§ **What the task requires**
Give the entries again, word for word.
— begin —
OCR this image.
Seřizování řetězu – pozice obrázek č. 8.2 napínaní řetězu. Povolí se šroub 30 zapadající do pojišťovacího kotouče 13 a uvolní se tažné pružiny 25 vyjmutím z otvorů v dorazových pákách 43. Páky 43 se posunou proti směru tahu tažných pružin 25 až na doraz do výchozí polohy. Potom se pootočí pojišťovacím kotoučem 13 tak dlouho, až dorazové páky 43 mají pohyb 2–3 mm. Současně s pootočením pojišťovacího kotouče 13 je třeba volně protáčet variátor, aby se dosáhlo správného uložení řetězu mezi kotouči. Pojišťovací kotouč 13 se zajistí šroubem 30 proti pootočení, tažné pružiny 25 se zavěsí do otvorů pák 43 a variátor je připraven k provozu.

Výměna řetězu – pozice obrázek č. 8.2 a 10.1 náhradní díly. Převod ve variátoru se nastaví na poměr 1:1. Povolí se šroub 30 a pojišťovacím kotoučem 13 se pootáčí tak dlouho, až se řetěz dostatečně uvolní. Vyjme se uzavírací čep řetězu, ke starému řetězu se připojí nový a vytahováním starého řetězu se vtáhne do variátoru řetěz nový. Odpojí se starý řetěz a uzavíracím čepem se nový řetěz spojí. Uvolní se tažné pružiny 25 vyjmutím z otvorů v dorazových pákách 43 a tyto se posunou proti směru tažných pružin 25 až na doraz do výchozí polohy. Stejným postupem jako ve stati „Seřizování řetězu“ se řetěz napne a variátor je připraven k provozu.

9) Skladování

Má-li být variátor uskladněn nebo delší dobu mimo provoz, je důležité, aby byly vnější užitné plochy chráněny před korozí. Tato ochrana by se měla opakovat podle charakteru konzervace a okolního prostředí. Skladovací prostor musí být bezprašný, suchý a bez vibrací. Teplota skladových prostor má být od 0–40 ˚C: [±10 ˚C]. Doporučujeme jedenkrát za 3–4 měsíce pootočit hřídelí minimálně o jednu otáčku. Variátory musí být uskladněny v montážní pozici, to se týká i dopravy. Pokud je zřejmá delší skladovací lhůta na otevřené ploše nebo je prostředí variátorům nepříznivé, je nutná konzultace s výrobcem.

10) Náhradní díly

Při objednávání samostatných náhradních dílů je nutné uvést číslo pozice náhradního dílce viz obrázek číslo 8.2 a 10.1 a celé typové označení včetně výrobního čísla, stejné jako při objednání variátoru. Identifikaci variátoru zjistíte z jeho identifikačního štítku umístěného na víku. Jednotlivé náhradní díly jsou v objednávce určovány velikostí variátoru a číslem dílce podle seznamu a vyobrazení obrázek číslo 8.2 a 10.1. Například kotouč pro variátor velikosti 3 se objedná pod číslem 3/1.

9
— end —
§ **Output of the exercise**
OCR this image.
Seřizování řetězu – pozice obrázek č. 8.2 napínaní řetězu. Povolí se šroub 30 zapadající do pojišťovacího kotouče 13 a uvolní se tažné pružiny 25 vyjmutím z otvorů v dorazových pákách 43. Páky 43 se posunou proti směru tahu tažných pružin 25 až na doraz do výchozí polohy. Potom se pootočí pojišťovacím kotoučem 13 tak dlouho, až dorazové páky 43 mají pohyb 2–3 mm. Současně s pootočením pojišťovacího kotouče 13 je třeba volně protáčet variátor, aby se dosáhlo správného uložení řetězu mezi kotouči. Pojišťovací kotouč 13 se zajistí šroubem 30 proti pootočení, tažné pružiny 25 se zavěsí do otvorů pák 43 a variátor je připraven k provozu.

Výměna řetězu – pozice obrázek č. 8.2 a 10.1 náhradní díly. Převod ve variátoru se nastaví na poměr 1:1. Povolí se šroub 30 a pojišťovacím kotoučem 13 se pootáčí tak dlouho, až se řetěz dostatečně uvolní. Vyjme se uzavírací čep řetězu, ke starému řetězu se připojí nový a vytahováním starého řetězu se vtáhne do variátoru řetěz nový. Odpojí se starý řetěz a uzavíracím čepem se nový řetěz spojí. Uvolní se tažné pružiny 25 vyjmutím z otvorů v dorazových pákách 43 a tyto se posunou proti směru tažných pružin 25 až na doraz do výchozí polohy. Stejným postupem jako ve stati „Seřizování řetězu“ se řetěz napne a variátor je připraven k provozu.

9) Skladování

Má-li být variátor uskladněn nebo delší dobu mimo provoz, je důležité, aby byly vnější užitné plochy chráněny před korozí. Tato ochrana by se měla opakovat podle charakteru konzervace a okolního prostředí. Skladovací prostor musí být bezprašný, suchý a bez vibrací. Teplota skladových prostor má být od 0–40 ˚C: [±10 ˚C]. Doporučujeme jedenkrát za 3–4 měsíce pootočit hřídelí minimálně o jednu otáčku. Variátory musí být uskladněny v montážní pozici, to se týká i dopravy. Pokud je zřejmá delší skladovací lhůta na otevřené ploše nebo je prostředí variátorům nepříznivé, je nutná konzultace s výrobcem.

10) Náhradní díly

Při objednávání samostatných náhradních dílů je nutné uvést číslo pozice náhradního dílce viz obrázek číslo 8.2 a 10.1 a celé typové označení včetně výrobního čísla, stejné jako při objednání variátoru. Identifikaci variátoru zjistíte z jeho identifikačního štítku umístěného na víku. Jednotlivé náhradní díly jsou v objednávce určovány velikostí variátoru a číslem dílce podle seznamu a vyobrazení obrázek číslo 8.2 a 10.1. Například kotouč pro variátor velikosti 3 se objedná pod číslem 3/1.

9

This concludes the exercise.